▶ [TASK GOAL] Find the lines in these entries that include the word "Affilbox" and state how many there are, with no other words.

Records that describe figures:

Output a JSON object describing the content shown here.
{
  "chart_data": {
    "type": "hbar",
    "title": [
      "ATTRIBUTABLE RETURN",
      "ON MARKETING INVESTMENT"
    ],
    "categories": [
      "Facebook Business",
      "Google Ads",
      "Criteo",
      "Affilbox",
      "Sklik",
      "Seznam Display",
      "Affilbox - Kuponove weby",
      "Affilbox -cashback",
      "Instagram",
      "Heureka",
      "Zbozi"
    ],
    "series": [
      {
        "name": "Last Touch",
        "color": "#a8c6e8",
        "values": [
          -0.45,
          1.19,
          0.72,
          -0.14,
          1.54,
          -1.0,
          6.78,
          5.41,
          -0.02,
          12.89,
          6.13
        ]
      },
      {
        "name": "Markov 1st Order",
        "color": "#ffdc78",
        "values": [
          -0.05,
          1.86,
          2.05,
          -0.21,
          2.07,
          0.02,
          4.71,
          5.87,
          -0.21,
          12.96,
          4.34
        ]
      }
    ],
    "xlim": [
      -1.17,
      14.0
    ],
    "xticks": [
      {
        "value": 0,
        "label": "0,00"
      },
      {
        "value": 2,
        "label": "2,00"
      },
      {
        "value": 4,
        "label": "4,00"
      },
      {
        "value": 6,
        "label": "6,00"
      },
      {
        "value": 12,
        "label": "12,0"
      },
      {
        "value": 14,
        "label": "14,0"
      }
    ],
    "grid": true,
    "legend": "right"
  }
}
* * *
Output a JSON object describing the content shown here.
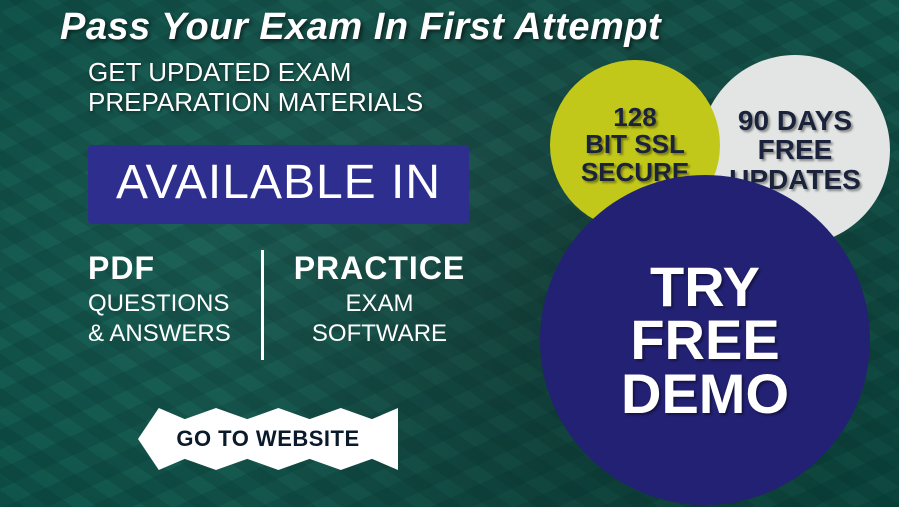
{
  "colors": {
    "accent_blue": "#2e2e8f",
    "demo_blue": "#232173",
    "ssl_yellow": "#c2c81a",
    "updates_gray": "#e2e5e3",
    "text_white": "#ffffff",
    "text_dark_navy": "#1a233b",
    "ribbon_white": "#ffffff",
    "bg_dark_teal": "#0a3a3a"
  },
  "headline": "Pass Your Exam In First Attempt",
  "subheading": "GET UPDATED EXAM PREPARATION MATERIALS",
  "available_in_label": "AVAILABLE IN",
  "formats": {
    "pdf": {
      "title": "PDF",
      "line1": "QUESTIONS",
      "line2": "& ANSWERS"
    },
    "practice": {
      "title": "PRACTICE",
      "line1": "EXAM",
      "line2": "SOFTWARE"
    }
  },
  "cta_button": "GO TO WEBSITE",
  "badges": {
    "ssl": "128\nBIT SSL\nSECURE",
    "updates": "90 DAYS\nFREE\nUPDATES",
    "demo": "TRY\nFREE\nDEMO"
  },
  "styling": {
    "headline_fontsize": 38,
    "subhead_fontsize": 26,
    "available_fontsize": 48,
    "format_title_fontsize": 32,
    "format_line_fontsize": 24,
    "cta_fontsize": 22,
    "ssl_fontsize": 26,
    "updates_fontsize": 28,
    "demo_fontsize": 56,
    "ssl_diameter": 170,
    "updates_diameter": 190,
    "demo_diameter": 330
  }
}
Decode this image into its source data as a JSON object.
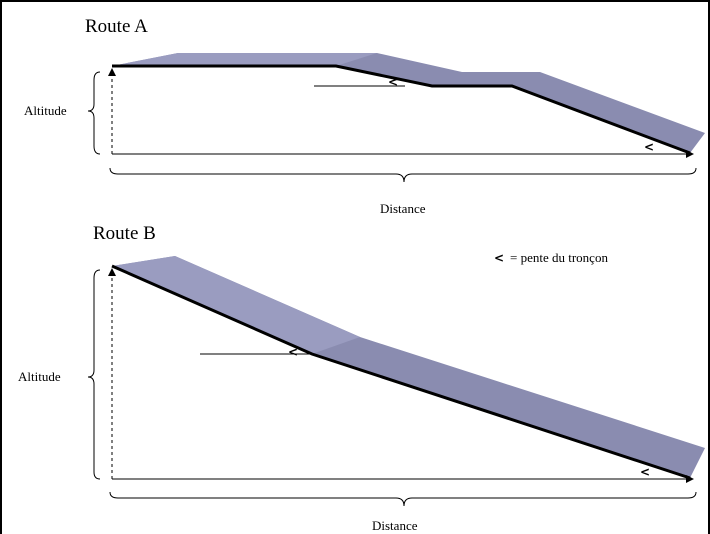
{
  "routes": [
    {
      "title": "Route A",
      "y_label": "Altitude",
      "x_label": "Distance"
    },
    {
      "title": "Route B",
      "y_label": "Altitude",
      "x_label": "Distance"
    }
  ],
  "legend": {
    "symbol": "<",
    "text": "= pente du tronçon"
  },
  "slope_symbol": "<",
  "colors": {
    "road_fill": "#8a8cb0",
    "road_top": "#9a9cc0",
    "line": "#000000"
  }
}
==
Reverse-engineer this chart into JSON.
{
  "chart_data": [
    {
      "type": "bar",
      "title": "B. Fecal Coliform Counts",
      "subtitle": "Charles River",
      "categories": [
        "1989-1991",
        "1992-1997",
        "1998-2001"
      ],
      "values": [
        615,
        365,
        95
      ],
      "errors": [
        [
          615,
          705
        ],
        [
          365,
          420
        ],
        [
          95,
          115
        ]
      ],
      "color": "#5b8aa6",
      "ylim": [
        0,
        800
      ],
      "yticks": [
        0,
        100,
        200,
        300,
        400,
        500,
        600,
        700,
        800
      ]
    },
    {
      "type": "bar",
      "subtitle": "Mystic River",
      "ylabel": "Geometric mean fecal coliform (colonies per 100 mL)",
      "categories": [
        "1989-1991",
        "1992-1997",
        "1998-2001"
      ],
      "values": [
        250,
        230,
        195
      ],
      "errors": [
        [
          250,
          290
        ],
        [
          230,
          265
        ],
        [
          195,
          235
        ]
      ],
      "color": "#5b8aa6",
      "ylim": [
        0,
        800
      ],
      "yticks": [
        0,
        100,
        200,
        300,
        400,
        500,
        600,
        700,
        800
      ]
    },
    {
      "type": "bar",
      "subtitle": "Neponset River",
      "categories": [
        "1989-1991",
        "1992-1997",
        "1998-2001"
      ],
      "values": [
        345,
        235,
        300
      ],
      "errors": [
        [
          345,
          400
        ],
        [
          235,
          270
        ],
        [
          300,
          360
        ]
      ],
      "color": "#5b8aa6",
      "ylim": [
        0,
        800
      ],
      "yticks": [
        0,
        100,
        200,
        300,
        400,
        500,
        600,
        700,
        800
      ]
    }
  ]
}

▶ [RESULT OF THIS TASK] 3